#### Stored items from a collection
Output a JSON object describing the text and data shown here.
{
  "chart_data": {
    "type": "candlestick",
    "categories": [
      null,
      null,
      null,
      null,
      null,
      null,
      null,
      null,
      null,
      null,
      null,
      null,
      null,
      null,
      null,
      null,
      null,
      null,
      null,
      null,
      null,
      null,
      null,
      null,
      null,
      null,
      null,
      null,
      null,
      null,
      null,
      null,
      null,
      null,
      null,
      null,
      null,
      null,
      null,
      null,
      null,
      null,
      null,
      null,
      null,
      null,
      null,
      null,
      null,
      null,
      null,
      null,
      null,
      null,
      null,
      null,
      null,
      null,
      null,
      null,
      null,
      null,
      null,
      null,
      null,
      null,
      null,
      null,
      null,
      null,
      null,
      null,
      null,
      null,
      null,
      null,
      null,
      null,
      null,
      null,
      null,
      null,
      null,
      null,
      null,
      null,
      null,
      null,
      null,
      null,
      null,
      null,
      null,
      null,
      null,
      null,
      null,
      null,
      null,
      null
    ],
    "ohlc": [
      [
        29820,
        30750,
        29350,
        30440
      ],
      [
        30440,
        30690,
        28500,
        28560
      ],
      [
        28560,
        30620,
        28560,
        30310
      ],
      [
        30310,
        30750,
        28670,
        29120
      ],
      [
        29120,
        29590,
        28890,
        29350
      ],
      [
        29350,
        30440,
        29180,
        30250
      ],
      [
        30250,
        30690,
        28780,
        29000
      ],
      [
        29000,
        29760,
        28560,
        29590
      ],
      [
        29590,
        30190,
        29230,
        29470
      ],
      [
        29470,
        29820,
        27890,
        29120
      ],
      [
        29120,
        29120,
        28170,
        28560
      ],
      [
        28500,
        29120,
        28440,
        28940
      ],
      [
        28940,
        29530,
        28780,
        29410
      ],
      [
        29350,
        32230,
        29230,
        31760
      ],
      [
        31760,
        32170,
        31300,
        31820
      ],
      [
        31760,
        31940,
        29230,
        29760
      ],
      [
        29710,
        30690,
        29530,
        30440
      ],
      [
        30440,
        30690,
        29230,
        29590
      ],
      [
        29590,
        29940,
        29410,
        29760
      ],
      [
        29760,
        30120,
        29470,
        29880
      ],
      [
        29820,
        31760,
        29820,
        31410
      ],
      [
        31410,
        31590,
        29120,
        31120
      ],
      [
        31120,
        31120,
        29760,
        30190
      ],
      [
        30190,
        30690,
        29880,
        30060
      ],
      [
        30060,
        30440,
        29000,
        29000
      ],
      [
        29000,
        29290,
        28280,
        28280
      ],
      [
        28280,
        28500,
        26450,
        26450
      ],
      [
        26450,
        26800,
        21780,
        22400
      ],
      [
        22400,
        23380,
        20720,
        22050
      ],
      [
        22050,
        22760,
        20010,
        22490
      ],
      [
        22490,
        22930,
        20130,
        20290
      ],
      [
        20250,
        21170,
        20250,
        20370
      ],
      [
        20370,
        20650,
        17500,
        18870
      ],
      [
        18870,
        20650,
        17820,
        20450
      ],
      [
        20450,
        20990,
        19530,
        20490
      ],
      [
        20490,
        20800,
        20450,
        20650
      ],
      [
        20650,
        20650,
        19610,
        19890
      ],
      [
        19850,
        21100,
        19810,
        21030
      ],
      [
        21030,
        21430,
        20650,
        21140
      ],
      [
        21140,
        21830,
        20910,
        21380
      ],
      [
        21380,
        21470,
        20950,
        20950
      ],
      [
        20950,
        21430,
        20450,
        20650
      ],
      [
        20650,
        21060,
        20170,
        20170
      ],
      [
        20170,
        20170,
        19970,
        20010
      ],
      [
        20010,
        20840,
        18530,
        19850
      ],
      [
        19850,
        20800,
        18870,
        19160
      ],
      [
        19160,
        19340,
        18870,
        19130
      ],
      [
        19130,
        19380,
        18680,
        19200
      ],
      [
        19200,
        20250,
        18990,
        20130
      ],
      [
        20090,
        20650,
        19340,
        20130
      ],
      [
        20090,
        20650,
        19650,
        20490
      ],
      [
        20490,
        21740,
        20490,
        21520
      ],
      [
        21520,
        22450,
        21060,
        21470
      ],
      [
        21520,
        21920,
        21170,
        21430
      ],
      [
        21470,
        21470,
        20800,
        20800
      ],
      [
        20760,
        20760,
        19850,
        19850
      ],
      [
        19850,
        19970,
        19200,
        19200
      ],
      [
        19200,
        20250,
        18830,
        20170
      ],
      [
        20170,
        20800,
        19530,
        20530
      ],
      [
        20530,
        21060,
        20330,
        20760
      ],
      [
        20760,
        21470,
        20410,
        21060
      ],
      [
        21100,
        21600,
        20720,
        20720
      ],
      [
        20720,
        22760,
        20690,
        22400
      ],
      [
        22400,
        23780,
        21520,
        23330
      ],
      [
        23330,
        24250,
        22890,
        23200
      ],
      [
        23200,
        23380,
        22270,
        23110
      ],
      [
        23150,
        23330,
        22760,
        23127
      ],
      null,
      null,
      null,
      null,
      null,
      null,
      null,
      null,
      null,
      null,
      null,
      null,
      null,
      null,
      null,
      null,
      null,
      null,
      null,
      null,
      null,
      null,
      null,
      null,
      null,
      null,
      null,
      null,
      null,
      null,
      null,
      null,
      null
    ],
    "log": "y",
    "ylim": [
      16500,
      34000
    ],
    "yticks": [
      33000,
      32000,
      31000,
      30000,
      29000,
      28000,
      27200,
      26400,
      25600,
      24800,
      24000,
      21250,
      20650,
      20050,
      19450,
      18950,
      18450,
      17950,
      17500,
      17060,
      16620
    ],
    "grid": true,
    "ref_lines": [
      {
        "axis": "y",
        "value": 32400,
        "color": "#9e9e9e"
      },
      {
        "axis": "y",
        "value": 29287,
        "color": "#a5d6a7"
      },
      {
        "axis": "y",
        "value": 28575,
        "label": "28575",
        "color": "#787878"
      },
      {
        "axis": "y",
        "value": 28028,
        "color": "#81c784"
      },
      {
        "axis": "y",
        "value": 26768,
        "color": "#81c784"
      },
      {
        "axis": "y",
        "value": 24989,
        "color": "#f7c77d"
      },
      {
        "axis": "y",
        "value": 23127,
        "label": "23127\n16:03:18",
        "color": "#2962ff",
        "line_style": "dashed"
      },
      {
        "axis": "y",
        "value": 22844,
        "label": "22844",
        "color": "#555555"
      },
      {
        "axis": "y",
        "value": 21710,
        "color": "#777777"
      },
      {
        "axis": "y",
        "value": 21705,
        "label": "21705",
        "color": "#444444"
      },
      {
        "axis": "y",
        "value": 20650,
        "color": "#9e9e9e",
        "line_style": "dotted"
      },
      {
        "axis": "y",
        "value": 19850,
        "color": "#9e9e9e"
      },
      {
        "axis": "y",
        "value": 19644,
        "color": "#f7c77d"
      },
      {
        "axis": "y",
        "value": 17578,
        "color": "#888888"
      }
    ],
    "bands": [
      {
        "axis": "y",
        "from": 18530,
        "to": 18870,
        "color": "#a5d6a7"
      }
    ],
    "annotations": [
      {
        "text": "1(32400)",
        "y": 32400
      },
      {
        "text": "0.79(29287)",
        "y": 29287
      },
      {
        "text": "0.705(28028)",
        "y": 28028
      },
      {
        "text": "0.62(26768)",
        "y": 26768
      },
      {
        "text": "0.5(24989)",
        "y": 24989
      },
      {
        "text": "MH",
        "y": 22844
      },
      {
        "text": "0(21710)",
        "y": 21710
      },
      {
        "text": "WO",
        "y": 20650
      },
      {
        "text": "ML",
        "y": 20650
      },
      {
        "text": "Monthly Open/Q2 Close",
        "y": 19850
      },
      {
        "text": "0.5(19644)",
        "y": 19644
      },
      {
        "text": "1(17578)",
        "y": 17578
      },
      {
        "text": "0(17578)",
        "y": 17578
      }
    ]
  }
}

#### Brief
Give the number of lines containing the word "label". No other answer is needed.

#### Complete response
4